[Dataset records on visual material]
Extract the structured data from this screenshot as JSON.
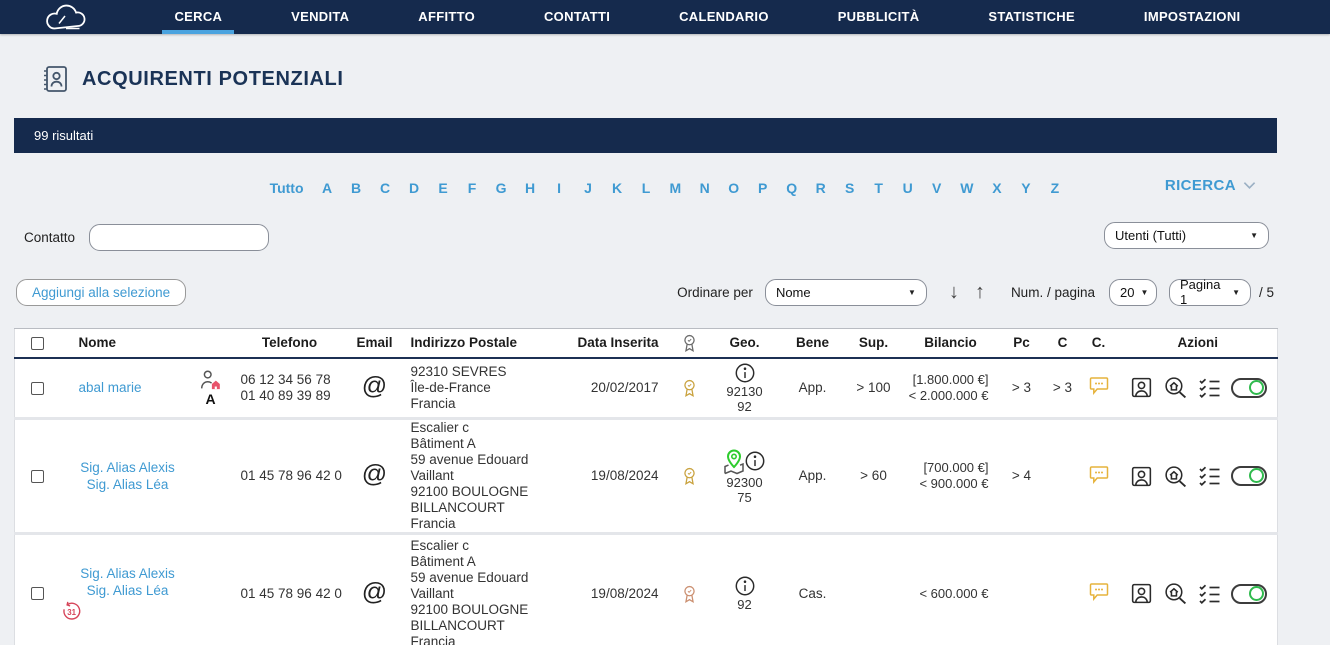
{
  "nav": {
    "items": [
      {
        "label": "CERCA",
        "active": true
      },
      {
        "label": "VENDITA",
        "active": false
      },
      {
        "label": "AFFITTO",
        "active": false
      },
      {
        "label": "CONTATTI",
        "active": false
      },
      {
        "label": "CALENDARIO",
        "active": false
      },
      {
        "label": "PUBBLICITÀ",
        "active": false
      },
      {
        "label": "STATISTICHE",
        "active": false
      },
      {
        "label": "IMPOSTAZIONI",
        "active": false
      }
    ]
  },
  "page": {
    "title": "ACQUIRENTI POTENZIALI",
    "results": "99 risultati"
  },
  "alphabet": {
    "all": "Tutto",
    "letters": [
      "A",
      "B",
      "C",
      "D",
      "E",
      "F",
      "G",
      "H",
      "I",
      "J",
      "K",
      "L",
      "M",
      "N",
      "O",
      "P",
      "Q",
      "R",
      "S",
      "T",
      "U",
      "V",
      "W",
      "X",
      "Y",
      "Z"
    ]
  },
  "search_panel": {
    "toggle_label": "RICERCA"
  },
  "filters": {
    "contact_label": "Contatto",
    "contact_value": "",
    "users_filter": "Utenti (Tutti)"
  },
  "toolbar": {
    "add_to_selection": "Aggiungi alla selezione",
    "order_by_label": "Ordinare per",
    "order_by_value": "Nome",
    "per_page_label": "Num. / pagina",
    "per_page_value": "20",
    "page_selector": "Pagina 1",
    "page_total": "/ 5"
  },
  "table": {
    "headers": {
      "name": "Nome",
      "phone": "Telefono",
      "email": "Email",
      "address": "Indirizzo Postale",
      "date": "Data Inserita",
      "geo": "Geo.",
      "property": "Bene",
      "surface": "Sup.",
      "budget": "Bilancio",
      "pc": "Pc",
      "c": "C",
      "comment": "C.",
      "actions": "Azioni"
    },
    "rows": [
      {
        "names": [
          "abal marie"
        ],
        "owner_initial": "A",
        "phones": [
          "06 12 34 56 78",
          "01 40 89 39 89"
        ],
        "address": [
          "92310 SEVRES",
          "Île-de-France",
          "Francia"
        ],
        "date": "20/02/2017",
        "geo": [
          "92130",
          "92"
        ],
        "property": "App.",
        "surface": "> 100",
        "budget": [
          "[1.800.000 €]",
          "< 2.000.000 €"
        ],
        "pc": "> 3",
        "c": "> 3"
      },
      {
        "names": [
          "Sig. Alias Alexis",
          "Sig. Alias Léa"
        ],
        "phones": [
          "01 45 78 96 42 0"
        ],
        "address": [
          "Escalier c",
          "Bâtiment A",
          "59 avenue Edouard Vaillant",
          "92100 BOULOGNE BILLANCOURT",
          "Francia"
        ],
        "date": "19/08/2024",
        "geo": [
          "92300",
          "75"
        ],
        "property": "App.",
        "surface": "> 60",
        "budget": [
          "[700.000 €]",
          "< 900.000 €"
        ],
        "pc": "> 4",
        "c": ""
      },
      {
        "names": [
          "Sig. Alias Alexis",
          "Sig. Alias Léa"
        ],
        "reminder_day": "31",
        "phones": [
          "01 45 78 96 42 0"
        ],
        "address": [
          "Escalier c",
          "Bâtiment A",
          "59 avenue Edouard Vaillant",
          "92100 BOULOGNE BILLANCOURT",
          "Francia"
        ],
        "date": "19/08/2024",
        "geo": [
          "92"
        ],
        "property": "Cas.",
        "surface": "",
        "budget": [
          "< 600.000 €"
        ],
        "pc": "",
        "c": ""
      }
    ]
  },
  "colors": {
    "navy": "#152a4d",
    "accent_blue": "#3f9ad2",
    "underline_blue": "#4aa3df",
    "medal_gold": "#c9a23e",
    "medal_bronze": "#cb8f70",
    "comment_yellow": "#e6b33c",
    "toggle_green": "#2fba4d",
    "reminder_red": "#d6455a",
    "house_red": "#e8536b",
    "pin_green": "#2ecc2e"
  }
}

:: WHAT THE TASK REQUIRES ::
Write the material out again exactly as it appears, dropping the pictures.

:: FULL SOLUTION ::
Extract the structured data from this screenshot as JSON.
{
  "nav": {
    "items": [
      {
        "label": "CERCA",
        "active": true
      },
      {
        "label": "VENDITA",
        "active": false
      },
      {
        "label": "AFFITTO",
        "active": false
      },
      {
        "label": "CONTATTI",
        "active": false
      },
      {
        "label": "CALENDARIO",
        "active": false
      },
      {
        "label": "PUBBLICITÀ",
        "active": false
      },
      {
        "label": "STATISTICHE",
        "active": false
      },
      {
        "label": "IMPOSTAZIONI",
        "active": false
      }
    ]
  },
  "page": {
    "title": "ACQUIRENTI POTENZIALI",
    "results": "99 risultati"
  },
  "alphabet": {
    "all": "Tutto",
    "letters": [
      "A",
      "B",
      "C",
      "D",
      "E",
      "F",
      "G",
      "H",
      "I",
      "J",
      "K",
      "L",
      "M",
      "N",
      "O",
      "P",
      "Q",
      "R",
      "S",
      "T",
      "U",
      "V",
      "W",
      "X",
      "Y",
      "Z"
    ]
  },
  "search_panel": {
    "toggle_label": "RICERCA"
  },
  "filters": {
    "contact_label": "Contatto",
    "contact_value": "",
    "users_filter": "Utenti (Tutti)"
  },
  "toolbar": {
    "add_to_selection": "Aggiungi alla selezione",
    "order_by_label": "Ordinare per",
    "order_by_value": "Nome",
    "per_page_label": "Num. / pagina",
    "per_page_value": "20",
    "page_selector": "Pagina 1",
    "page_total": "/ 5"
  },
  "table": {
    "headers": {
      "name": "Nome",
      "phone": "Telefono",
      "email": "Email",
      "address": "Indirizzo Postale",
      "date": "Data Inserita",
      "geo": "Geo.",
      "property": "Bene",
      "surface": "Sup.",
      "budget": "Bilancio",
      "pc": "Pc",
      "c": "C",
      "comment": "C.",
      "actions": "Azioni"
    },
    "rows": [
      {
        "names": [
          "abal marie"
        ],
        "owner_initial": "A",
        "phones": [
          "06 12 34 56 78",
          "01 40 89 39 89"
        ],
        "address": [
          "92310 SEVRES",
          "Île-de-France",
          "Francia"
        ],
        "date": "20/02/2017",
        "geo": [
          "92130",
          "92"
        ],
        "property": "App.",
        "surface": "> 100",
        "budget": [
          "[1.800.000 €]",
          "< 2.000.000 €"
        ],
        "pc": "> 3",
        "c": "> 3"
      },
      {
        "names": [
          "Sig. Alias Alexis",
          "Sig. Alias Léa"
        ],
        "phones": [
          "01 45 78 96 42 0"
        ],
        "address": [
          "Escalier c",
          "Bâtiment A",
          "59 avenue Edouard Vaillant",
          "92100 BOULOGNE BILLANCOURT",
          "Francia"
        ],
        "date": "19/08/2024",
        "geo": [
          "92300",
          "75"
        ],
        "property": "App.",
        "surface": "> 60",
        "budget": [
          "[700.000 €]",
          "< 900.000 €"
        ],
        "pc": "> 4",
        "c": ""
      },
      {
        "names": [
          "Sig. Alias Alexis",
          "Sig. Alias Léa"
        ],
        "reminder_day": "31",
        "phones": [
          "01 45 78 96 42 0"
        ],
        "address": [
          "Escalier c",
          "Bâtiment A",
          "59 avenue Edouard Vaillant",
          "92100 BOULOGNE BILLANCOURT",
          "Francia"
        ],
        "date": "19/08/2024",
        "geo": [
          "92"
        ],
        "property": "Cas.",
        "surface": "",
        "budget": [
          "< 600.000 €"
        ],
        "pc": "",
        "c": ""
      }
    ]
  },
  "colors": {
    "navy": "#152a4d",
    "accent_blue": "#3f9ad2",
    "underline_blue": "#4aa3df",
    "medal_gold": "#c9a23e",
    "medal_bronze": "#cb8f70",
    "comment_yellow": "#e6b33c",
    "toggle_green": "#2fba4d",
    "reminder_red": "#d6455a",
    "house_red": "#e8536b",
    "pin_green": "#2ecc2e"
  }
}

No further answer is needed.